[Dataset items]
::::

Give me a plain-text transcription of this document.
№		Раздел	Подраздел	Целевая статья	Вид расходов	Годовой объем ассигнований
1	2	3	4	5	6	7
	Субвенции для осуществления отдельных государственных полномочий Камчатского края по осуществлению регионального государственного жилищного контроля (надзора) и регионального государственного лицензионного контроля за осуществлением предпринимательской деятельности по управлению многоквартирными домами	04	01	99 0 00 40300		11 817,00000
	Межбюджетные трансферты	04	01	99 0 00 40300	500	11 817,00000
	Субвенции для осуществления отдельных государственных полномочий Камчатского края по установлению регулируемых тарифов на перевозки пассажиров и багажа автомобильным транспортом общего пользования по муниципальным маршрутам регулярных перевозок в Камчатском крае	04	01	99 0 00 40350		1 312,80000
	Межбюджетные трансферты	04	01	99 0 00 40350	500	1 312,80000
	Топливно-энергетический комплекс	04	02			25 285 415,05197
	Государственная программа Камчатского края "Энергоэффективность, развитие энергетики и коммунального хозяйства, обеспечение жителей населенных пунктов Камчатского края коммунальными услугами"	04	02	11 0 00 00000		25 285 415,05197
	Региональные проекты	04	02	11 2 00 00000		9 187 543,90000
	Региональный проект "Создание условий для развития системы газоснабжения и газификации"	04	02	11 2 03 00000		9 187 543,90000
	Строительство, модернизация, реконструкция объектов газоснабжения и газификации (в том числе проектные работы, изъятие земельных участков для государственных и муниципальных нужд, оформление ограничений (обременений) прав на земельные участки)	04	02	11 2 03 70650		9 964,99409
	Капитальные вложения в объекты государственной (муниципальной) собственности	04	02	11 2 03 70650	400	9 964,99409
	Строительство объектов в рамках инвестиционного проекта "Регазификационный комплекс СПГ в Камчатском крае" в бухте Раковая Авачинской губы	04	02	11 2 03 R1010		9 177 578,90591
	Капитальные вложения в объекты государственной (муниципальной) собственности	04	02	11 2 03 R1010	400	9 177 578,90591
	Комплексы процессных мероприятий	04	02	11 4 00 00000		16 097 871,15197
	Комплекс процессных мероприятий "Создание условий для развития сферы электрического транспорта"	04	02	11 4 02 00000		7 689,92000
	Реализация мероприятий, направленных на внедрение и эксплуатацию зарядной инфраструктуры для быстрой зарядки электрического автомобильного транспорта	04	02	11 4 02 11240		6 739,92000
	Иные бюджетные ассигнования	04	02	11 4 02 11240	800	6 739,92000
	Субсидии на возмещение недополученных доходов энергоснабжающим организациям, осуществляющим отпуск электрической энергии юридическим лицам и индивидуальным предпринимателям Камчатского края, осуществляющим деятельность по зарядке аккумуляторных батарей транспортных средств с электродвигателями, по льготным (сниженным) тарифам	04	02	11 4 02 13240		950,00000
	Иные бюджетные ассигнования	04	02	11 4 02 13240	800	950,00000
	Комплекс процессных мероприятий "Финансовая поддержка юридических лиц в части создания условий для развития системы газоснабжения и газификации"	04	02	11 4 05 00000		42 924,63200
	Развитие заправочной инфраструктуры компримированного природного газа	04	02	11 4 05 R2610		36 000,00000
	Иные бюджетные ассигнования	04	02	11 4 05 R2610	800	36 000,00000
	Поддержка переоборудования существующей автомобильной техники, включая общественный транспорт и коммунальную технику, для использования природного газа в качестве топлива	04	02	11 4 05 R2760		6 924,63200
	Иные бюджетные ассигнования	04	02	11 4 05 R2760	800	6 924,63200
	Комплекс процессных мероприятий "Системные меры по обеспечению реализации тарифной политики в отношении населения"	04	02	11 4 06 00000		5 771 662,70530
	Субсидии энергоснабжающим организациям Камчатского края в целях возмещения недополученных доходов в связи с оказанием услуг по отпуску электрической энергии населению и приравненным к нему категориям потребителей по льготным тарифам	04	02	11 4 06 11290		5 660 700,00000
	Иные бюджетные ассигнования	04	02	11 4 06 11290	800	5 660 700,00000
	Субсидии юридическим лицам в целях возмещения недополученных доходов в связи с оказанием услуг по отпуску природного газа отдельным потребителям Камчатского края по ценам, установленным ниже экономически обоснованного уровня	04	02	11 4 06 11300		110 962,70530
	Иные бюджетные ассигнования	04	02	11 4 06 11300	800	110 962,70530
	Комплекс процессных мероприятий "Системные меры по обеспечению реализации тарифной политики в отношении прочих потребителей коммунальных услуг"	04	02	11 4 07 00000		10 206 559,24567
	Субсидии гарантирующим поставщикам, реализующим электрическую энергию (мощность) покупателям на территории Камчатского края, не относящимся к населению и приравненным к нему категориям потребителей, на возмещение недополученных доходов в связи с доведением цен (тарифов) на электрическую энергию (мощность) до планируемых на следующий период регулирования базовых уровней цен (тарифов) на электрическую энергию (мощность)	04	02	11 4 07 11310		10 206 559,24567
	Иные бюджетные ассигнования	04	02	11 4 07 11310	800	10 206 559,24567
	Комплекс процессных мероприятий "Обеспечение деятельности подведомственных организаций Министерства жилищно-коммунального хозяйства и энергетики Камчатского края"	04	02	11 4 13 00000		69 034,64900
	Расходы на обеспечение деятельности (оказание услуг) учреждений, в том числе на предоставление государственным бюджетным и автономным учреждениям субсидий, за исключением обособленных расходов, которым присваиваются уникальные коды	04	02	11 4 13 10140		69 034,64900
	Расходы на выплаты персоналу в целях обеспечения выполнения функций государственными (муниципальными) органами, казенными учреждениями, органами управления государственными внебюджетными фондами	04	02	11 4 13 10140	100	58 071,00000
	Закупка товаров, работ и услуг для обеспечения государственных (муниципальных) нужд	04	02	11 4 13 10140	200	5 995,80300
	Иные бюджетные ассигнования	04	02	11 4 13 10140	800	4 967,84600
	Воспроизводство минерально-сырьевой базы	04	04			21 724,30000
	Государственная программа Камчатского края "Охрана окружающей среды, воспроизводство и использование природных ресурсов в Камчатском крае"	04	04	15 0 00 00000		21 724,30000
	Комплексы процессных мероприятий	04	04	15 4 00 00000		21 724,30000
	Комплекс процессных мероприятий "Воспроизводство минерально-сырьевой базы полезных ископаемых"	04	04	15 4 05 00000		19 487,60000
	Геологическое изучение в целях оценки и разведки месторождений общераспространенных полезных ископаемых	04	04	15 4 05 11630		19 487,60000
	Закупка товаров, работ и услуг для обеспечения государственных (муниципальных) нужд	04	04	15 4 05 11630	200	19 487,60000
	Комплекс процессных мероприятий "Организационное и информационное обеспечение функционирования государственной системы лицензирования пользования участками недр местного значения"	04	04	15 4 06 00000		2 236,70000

::::

**Task instructions**
Every record should be repeated exactly; please leave none out.

**Correct result**
Give me a plain-text transcription of this document.
№		Раздел	Подраздел	Целевая статья	Вид расходов	Годовой объем ассигнований
1	2	3	4	5	6	7
	Субвенции для осуществления отдельных государственных полномочий Камчатского края по осуществлению регионального государственного жилищного контроля (надзора) и регионального государственного лицензионного контроля за осуществлением предпринимательской деятельности по управлению многоквартирными домами	04	01	99 0 00 40300		11 817,00000
	Межбюджетные трансферты	04	01	99 0 00 40300	500	11 817,00000
	Субвенции для осуществления отдельных государственных полномочий Камчатского края по установлению регулируемых тарифов на перевозки пассажиров и багажа автомобильным транспортом общего пользования по муниципальным маршрутам регулярных перевозок в Камчатском крае	04	01	99 0 00 40350		1 312,80000
	Межбюджетные трансферты	04	01	99 0 00 40350	500	1 312,80000
	Топливно-энергетический комплекс	04	02			25 285 415,05197
	Государственная программа Камчатского края "Энергоэффективность, развитие энергетики и коммунального хозяйства, обеспечение жителей населенных пунктов Камчатского края коммунальными услугами"	04	02	11 0 00 00000		25 285 415,05197
	Региональные проекты	04	02	11 2 00 00000		9 187 543,90000
	Региональный проект "Создание условий для развития системы газоснабжения и газификации"	04	02	11 2 03 00000		9 187 543,90000
	Строительство, модернизация, реконструкция объектов газоснабжения и газификации (в том числе проектные работы, изъятие земельных участков для государственных и муниципальных нужд, оформление ограничений (обременений) прав на земельные участки)	04	02	11 2 03 70650		9 964,99409
	Капитальные вложения в объекты государственной (муниципальной) собственности	04	02	11 2 03 70650	400	9 964,99409
	Строительство объектов в рамках инвестиционного проекта "Регазификационный комплекс СПГ в Камчатском крае" в бухте Раковая Авачинской губы	04	02	11 2 03 R1010		9 177 578,90591
	Капитальные вложения в объекты государственной (муниципальной) собственности	04	02	11 2 03 R1010	400	9 177 578,90591
	Комплексы процессных мероприятий	04	02	11 4 00 00000		16 097 871,15197
	Комплекс процессных мероприятий "Создание условий для развития сферы электрического транспорта"	04	02	11 4 02 00000		7 689,92000
	Реализация мероприятий, направленных на внедрение и эксплуатацию зарядной инфраструктуры для быстрой зарядки электрического автомобильного транспорта	04	02	11 4 02 11240		6 739,92000
	Иные бюджетные ассигнования	04	02	11 4 02 11240	800	6 739,92000
	Субсидии на возмещение недополученных доходов энергоснабжающим организациям, осуществляющим отпуск электрической энергии юридическим лицам и индивидуальным предпринимателям Камчатского края, осуществляющим деятельность по зарядке аккумуляторных батарей транспортных средств с электродвигателями, по льготным (сниженным) тарифам	04	02	11 4 02 13240		950,00000
	Иные бюджетные ассигнования	04	02	11 4 02 13240	800	950,00000
	Комплекс процессных мероприятий "Финансовая поддержка юридических лиц в части создания условий для развития системы газоснабжения и газификации"	04	02	11 4 05 00000		42 924,63200
	Развитие заправочной инфраструктуры компримированного природного газа	04	02	11 4 05 R2610		36 000,00000
	Иные бюджетные ассигнования	04	02	11 4 05 R2610	800	36 000,00000
	Поддержка переоборудования существующей автомобильной техники, включая общественный транспорт и коммунальную технику, для использования природного газа в качестве топлива	04	02	11 4 05 R2760		6 924,63200
	Иные бюджетные ассигнования	04	02	11 4 05 R2760	800	6 924,63200
	Комплекс процессных мероприятий "Системные меры по обеспечению реализации тарифной политики в отношении населения"	04	02	11 4 06 00000		5 771 662,70530
	Субсидии энергоснабжающим организациям Камчатского края в целях возмещения недополученных доходов в связи с оказанием услуг по отпуску электрической энергии населению и приравненным к нему категориям потребителей по льготным тарифам	04	02	11 4 06 11290		5 660 700,00000
	Иные бюджетные ассигнования	04	02	11 4 06 11290	800	5 660 700,00000
	Субсидии юридическим лицам в целях возмещения недополученных доходов в связи с оказанием услуг по отпуску природного газа отдельным потребителям Камчатского края по ценам, установленным ниже экономически обоснованного уровня	04	02	11 4 06 11300		110 962,70530
	Иные бюджетные ассигнования	04	02	11 4 06 11300	800	110 962,70530
	Комплекс процессных мероприятий "Системные меры по обеспечению реализации тарифной политики в отношении прочих потребителей коммунальных услуг"	04	02	11 4 07 00000		10 206 559,24567
	Субсидии гарантирующим поставщикам, реализующим электрическую энергию (мощность) покупателям на территории Камчатского края, не относящимся к населению и приравненным к нему категориям потребителей, на возмещение недополученных доходов в связи с доведением цен (тарифов) на электрическую энергию (мощность) до планируемых на следующий период регулирования базовых уровней цен (тарифов) на электрическую энергию (мощность)	04	02	11 4 07 11310		10 206 559,24567
	Иные бюджетные ассигнования	04	02	11 4 07 11310	800	10 206 559,24567
	Комплекс процессных мероприятий "Обеспечение деятельности подведомственных организаций Министерства жилищно-коммунального хозяйства и энергетики Камчатского края"	04	02	11 4 13 00000		69 034,64900
	Расходы на обеспечение деятельности (оказание услуг) учреждений, в том числе на предоставление государственным бюджетным и автономным учреждениям субсидий, за исключением обособленных расходов, которым присваиваются уникальные коды	04	02	11 4 13 10140		69 034,64900
	Расходы на выплаты персоналу в целях обеспечения выполнения функций государственными (муниципальными) органами, казенными учреждениями, органами управления государственными внебюджетными фондами	04	02	11 4 13 10140	100	58 071,00000
	Закупка товаров, работ и услуг для обеспечения государственных (муниципальных) нужд	04	02	11 4 13 10140	200	5 995,80300
	Иные бюджетные ассигнования	04	02	11 4 13 10140	800	4 967,84600
	Воспроизводство минерально-сырьевой базы	04	04			21 724,30000
	Государственная программа Камчатского края "Охрана окружающей среды, воспроизводство и использование природных ресурсов в Камчатском крае"	04	04	15 0 00 00000		21 724,30000
	Комплексы процессных мероприятий	04	04	15 4 00 00000		21 724,30000
	Комплекс процессных мероприятий "Воспроизводство минерально-сырьевой базы полезных ископаемых"	04	04	15 4 05 00000		19 487,60000
	Геологическое изучение в целях оценки и разведки месторождений общераспространенных полезных ископаемых	04	04	15 4 05 11630		19 487,60000
	Закупка товаров, работ и услуг для обеспечения государственных (муниципальных) нужд	04	04	15 4 05 11630	200	19 487,60000
	Комплекс процессных мероприятий "Организационное и информационное обеспечение функционирования государственной системы лицензирования пользования участками недр местного значения"	04	04	15 4 06 00000		2 236,70000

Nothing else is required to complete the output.